----- DATA SUPPLIED -----

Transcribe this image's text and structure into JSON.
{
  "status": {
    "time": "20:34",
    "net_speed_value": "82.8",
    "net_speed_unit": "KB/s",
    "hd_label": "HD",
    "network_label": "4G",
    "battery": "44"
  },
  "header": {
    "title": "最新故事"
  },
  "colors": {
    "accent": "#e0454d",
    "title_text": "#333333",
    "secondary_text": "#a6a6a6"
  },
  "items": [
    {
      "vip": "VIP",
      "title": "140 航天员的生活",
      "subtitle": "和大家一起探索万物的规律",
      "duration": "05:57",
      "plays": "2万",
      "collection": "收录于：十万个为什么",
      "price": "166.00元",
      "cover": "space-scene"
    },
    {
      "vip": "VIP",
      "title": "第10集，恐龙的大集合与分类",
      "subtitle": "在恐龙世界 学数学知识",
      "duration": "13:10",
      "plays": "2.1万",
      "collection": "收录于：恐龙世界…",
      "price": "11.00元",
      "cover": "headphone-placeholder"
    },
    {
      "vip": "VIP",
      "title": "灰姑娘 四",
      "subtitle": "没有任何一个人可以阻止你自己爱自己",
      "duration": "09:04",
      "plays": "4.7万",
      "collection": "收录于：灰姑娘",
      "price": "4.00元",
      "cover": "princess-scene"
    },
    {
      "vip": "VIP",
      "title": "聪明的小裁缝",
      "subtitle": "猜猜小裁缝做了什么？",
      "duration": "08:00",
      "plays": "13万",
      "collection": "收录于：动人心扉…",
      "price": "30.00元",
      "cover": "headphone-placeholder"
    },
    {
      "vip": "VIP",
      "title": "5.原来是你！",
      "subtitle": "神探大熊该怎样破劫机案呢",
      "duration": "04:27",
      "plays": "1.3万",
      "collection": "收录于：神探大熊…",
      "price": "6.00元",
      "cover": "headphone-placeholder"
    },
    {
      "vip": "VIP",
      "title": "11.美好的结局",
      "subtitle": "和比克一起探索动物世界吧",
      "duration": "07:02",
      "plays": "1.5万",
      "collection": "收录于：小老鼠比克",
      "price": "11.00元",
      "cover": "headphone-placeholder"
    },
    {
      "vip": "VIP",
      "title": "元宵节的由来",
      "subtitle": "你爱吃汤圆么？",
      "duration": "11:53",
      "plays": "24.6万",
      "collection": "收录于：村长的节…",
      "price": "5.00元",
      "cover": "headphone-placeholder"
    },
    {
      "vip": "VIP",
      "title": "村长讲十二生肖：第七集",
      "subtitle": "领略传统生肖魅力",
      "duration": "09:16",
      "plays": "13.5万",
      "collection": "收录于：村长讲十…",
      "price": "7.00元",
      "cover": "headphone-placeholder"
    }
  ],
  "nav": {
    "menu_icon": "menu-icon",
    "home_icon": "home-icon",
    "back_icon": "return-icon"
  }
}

-----

• [WHAT YOU NEED TO DO]: Extract from the data every line where "scene" shows up.

• [SOLUTION TO THIS EXERCISE]:
      "cover": "space-scene"
      "cover": "princess-scene"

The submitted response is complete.